■ PROVIDED ENTRIES:
— START —

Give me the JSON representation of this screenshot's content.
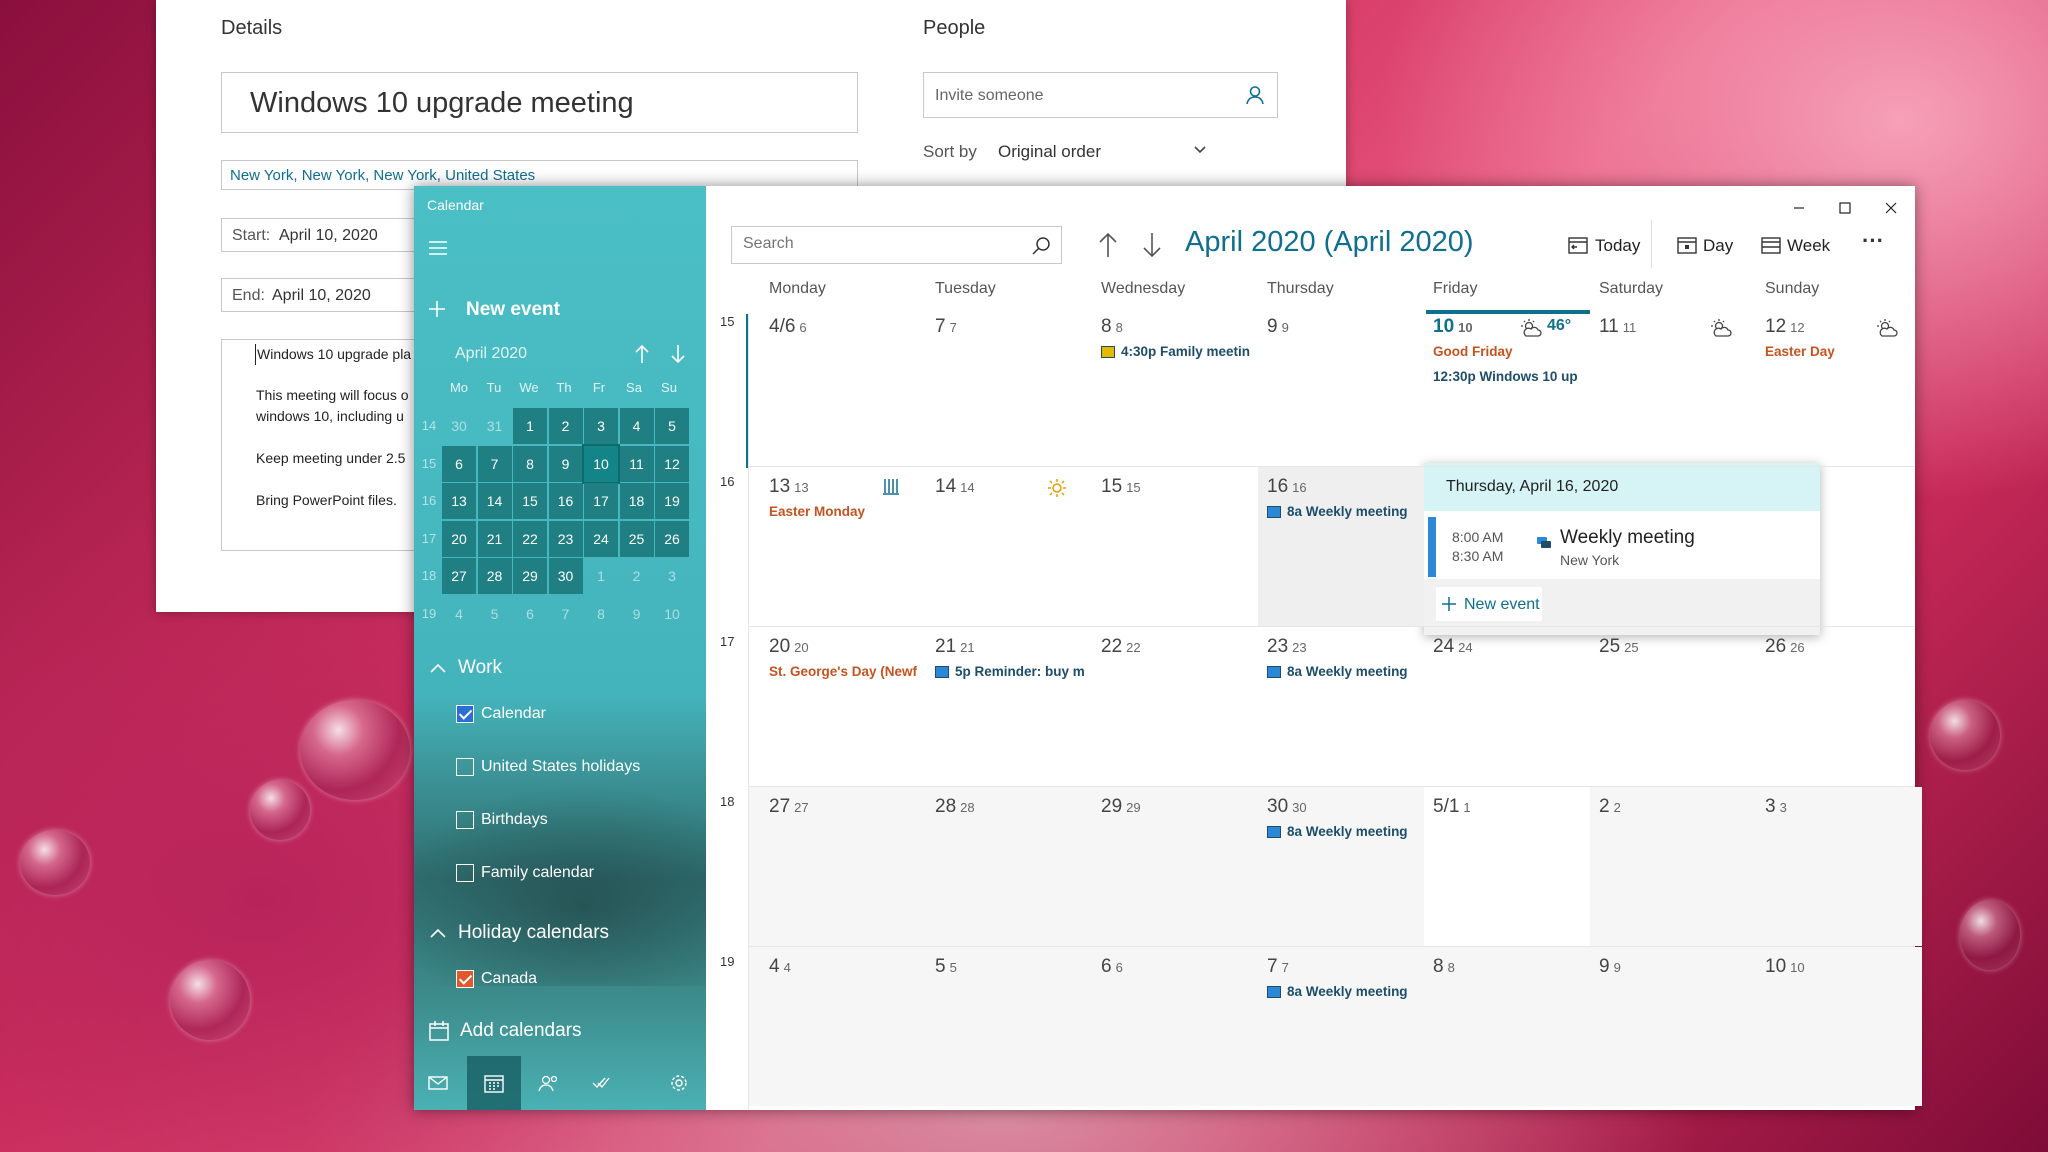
{
  "editor": {
    "details_label": "Details",
    "people_label": "People",
    "title_value": "Windows 10 upgrade meeting",
    "location_value": "New York, New York, New York, United States",
    "start_label": "Start:",
    "start_value": "April 10, 2020",
    "end_label": "End:",
    "end_value": "April 10, 2020",
    "body_lines": [
      "Windows 10 upgrade pla",
      "This meeting will focus o",
      "windows 10, including u",
      "Keep meeting under 2.5",
      "Bring PowerPoint files."
    ],
    "invite_placeholder": "Invite someone",
    "sort_label": "Sort by",
    "sort_value": "Original order"
  },
  "window": {
    "title": "Calendar"
  },
  "sidebar": {
    "new_event": "New event",
    "mini_cal_title": "April 2020",
    "weekday_heads": [
      "Mo",
      "Tu",
      "We",
      "Th",
      "Fr",
      "Sa",
      "Su"
    ],
    "weeks": [
      {
        "wk": "14",
        "days": [
          "30",
          "31",
          "1",
          "2",
          "3",
          "4",
          "5"
        ]
      },
      {
        "wk": "15",
        "days": [
          "6",
          "7",
          "8",
          "9",
          "10",
          "11",
          "12"
        ]
      },
      {
        "wk": "16",
        "days": [
          "13",
          "14",
          "15",
          "16",
          "17",
          "18",
          "19"
        ]
      },
      {
        "wk": "17",
        "days": [
          "20",
          "21",
          "22",
          "23",
          "24",
          "25",
          "26"
        ]
      },
      {
        "wk": "18",
        "days": [
          "27",
          "28",
          "29",
          "30",
          "1",
          "2",
          "3"
        ]
      },
      {
        "wk": "19",
        "days": [
          "4",
          "5",
          "6",
          "7",
          "8",
          "9",
          "10"
        ]
      }
    ],
    "group_work": "Work",
    "work_items": [
      {
        "label": "Calendar",
        "checked": true
      },
      {
        "label": "United States holidays",
        "checked": false
      },
      {
        "label": "Birthdays",
        "checked": false
      },
      {
        "label": "Family calendar",
        "checked": false
      }
    ],
    "group_holiday": "Holiday calendars",
    "holiday_items": [
      {
        "label": "Canada",
        "checked": true
      }
    ],
    "add_calendars": "Add calendars"
  },
  "toolbar": {
    "search_placeholder": "Search",
    "month_title": "April 2020 (April 2020)",
    "today": "Today",
    "day": "Day",
    "week": "Week",
    "more": "···"
  },
  "weekdays": [
    "Monday",
    "Tuesday",
    "Wednesday",
    "Thursday",
    "Friday",
    "Saturday",
    "Sunday"
  ],
  "weeks": [
    {
      "wk": "15",
      "days": [
        {
          "big": "4/6",
          "small": "6"
        },
        {
          "big": "7",
          "small": "7"
        },
        {
          "big": "8",
          "small": "8",
          "event": "4:30p Family meetin"
        },
        {
          "big": "9",
          "small": "9"
        },
        {
          "big": "10",
          "small": "10",
          "temp": "46°",
          "holiday": "Good Friday",
          "event": "12:30p  Windows 10 up"
        },
        {
          "big": "11",
          "small": "11"
        },
        {
          "big": "12",
          "small": "12",
          "holiday": "Easter Day"
        }
      ]
    },
    {
      "wk": "16",
      "days": [
        {
          "big": "13",
          "small": "13",
          "holiday": "Easter Monday"
        },
        {
          "big": "14",
          "small": "14"
        },
        {
          "big": "15",
          "small": "15"
        },
        {
          "big": "16",
          "small": "16",
          "event": "8a Weekly meeting"
        },
        {
          "big": "",
          "small": ""
        },
        {
          "big": "",
          "small": ""
        },
        {
          "big": "",
          "small": ""
        }
      ]
    },
    {
      "wk": "17",
      "days": [
        {
          "big": "20",
          "small": "20",
          "holiday": "St. George's Day (Newf"
        },
        {
          "big": "21",
          "small": "21",
          "event": "5p Reminder: buy m"
        },
        {
          "big": "22",
          "small": "22"
        },
        {
          "big": "23",
          "small": "23",
          "event": "8a Weekly meeting"
        },
        {
          "big": "24",
          "small": "24"
        },
        {
          "big": "25",
          "small": "25"
        },
        {
          "big": "26",
          "small": "26"
        }
      ]
    },
    {
      "wk": "18",
      "days": [
        {
          "big": "27",
          "small": "27"
        },
        {
          "big": "28",
          "small": "28"
        },
        {
          "big": "29",
          "small": "29"
        },
        {
          "big": "30",
          "small": "30",
          "event": "8a Weekly meeting"
        },
        {
          "big": "5/1",
          "small": "1"
        },
        {
          "big": "2",
          "small": "2"
        },
        {
          "big": "3",
          "small": "3"
        }
      ]
    },
    {
      "wk": "19",
      "days": [
        {
          "big": "4",
          "small": "4"
        },
        {
          "big": "5",
          "small": "5"
        },
        {
          "big": "6",
          "small": "6"
        },
        {
          "big": "7",
          "small": "7",
          "event": "8a Weekly meeting"
        },
        {
          "big": "8",
          "small": "8"
        },
        {
          "big": "9",
          "small": "9"
        },
        {
          "big": "10",
          "small": "10"
        }
      ]
    }
  ],
  "popup": {
    "date": "Thursday, April 16, 2020",
    "start": "8:00 AM",
    "end": "8:30 AM",
    "title": "Weekly meeting",
    "location": "New York",
    "new_event": "New event"
  },
  "colors": {
    "accent": "#0f6f8f",
    "sidebar": "#4bbfc6",
    "holiday": "#c6531f",
    "event_bar": "#2b88d8"
  }
}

— END —

■ WHAT YOU WILL DO: Repeat all the records above exactly, leaving out any pictures.

■ EXERCISE SOLUTION:
Give me the JSON representation of this screenshot's content.
{
  "editor": {
    "details_label": "Details",
    "people_label": "People",
    "title_value": "Windows 10 upgrade meeting",
    "location_value": "New York, New York, New York, United States",
    "start_label": "Start:",
    "start_value": "April 10, 2020",
    "end_label": "End:",
    "end_value": "April 10, 2020",
    "body_lines": [
      "Windows 10 upgrade pla",
      "This meeting will focus o",
      "windows 10, including u",
      "Keep meeting under 2.5",
      "Bring PowerPoint files."
    ],
    "invite_placeholder": "Invite someone",
    "sort_label": "Sort by",
    "sort_value": "Original order"
  },
  "window": {
    "title": "Calendar"
  },
  "sidebar": {
    "new_event": "New event",
    "mini_cal_title": "April 2020",
    "weekday_heads": [
      "Mo",
      "Tu",
      "We",
      "Th",
      "Fr",
      "Sa",
      "Su"
    ],
    "weeks": [
      {
        "wk": "14",
        "days": [
          "30",
          "31",
          "1",
          "2",
          "3",
          "4",
          "5"
        ]
      },
      {
        "wk": "15",
        "days": [
          "6",
          "7",
          "8",
          "9",
          "10",
          "11",
          "12"
        ]
      },
      {
        "wk": "16",
        "days": [
          "13",
          "14",
          "15",
          "16",
          "17",
          "18",
          "19"
        ]
      },
      {
        "wk": "17",
        "days": [
          "20",
          "21",
          "22",
          "23",
          "24",
          "25",
          "26"
        ]
      },
      {
        "wk": "18",
        "days": [
          "27",
          "28",
          "29",
          "30",
          "1",
          "2",
          "3"
        ]
      },
      {
        "wk": "19",
        "days": [
          "4",
          "5",
          "6",
          "7",
          "8",
          "9",
          "10"
        ]
      }
    ],
    "group_work": "Work",
    "work_items": [
      {
        "label": "Calendar",
        "checked": true
      },
      {
        "label": "United States holidays",
        "checked": false
      },
      {
        "label": "Birthdays",
        "checked": false
      },
      {
        "label": "Family calendar",
        "checked": false
      }
    ],
    "group_holiday": "Holiday calendars",
    "holiday_items": [
      {
        "label": "Canada",
        "checked": true
      }
    ],
    "add_calendars": "Add calendars"
  },
  "toolbar": {
    "search_placeholder": "Search",
    "month_title": "April 2020 (April 2020)",
    "today": "Today",
    "day": "Day",
    "week": "Week",
    "more": "···"
  },
  "weekdays": [
    "Monday",
    "Tuesday",
    "Wednesday",
    "Thursday",
    "Friday",
    "Saturday",
    "Sunday"
  ],
  "weeks": [
    {
      "wk": "15",
      "days": [
        {
          "big": "4/6",
          "small": "6"
        },
        {
          "big": "7",
          "small": "7"
        },
        {
          "big": "8",
          "small": "8",
          "event": "4:30p Family meetin"
        },
        {
          "big": "9",
          "small": "9"
        },
        {
          "big": "10",
          "small": "10",
          "temp": "46°",
          "holiday": "Good Friday",
          "event": "12:30p  Windows 10 up"
        },
        {
          "big": "11",
          "small": "11"
        },
        {
          "big": "12",
          "small": "12",
          "holiday": "Easter Day"
        }
      ]
    },
    {
      "wk": "16",
      "days": [
        {
          "big": "13",
          "small": "13",
          "holiday": "Easter Monday"
        },
        {
          "big": "14",
          "small": "14"
        },
        {
          "big": "15",
          "small": "15"
        },
        {
          "big": "16",
          "small": "16",
          "event": "8a Weekly meeting"
        },
        {
          "big": "",
          "small": ""
        },
        {
          "big": "",
          "small": ""
        },
        {
          "big": "",
          "small": ""
        }
      ]
    },
    {
      "wk": "17",
      "days": [
        {
          "big": "20",
          "small": "20",
          "holiday": "St. George's Day (Newf"
        },
        {
          "big": "21",
          "small": "21",
          "event": "5p Reminder: buy m"
        },
        {
          "big": "22",
          "small": "22"
        },
        {
          "big": "23",
          "small": "23",
          "event": "8a Weekly meeting"
        },
        {
          "big": "24",
          "small": "24"
        },
        {
          "big": "25",
          "small": "25"
        },
        {
          "big": "26",
          "small": "26"
        }
      ]
    },
    {
      "wk": "18",
      "days": [
        {
          "big": "27",
          "small": "27"
        },
        {
          "big": "28",
          "small": "28"
        },
        {
          "big": "29",
          "small": "29"
        },
        {
          "big": "30",
          "small": "30",
          "event": "8a Weekly meeting"
        },
        {
          "big": "5/1",
          "small": "1"
        },
        {
          "big": "2",
          "small": "2"
        },
        {
          "big": "3",
          "small": "3"
        }
      ]
    },
    {
      "wk": "19",
      "days": [
        {
          "big": "4",
          "small": "4"
        },
        {
          "big": "5",
          "small": "5"
        },
        {
          "big": "6",
          "small": "6"
        },
        {
          "big": "7",
          "small": "7",
          "event": "8a Weekly meeting"
        },
        {
          "big": "8",
          "small": "8"
        },
        {
          "big": "9",
          "small": "9"
        },
        {
          "big": "10",
          "small": "10"
        }
      ]
    }
  ],
  "popup": {
    "date": "Thursday, April 16, 2020",
    "start": "8:00 AM",
    "end": "8:30 AM",
    "title": "Weekly meeting",
    "location": "New York",
    "new_event": "New event"
  },
  "colors": {
    "accent": "#0f6f8f",
    "sidebar": "#4bbfc6",
    "holiday": "#c6531f",
    "event_bar": "#2b88d8"
  }
}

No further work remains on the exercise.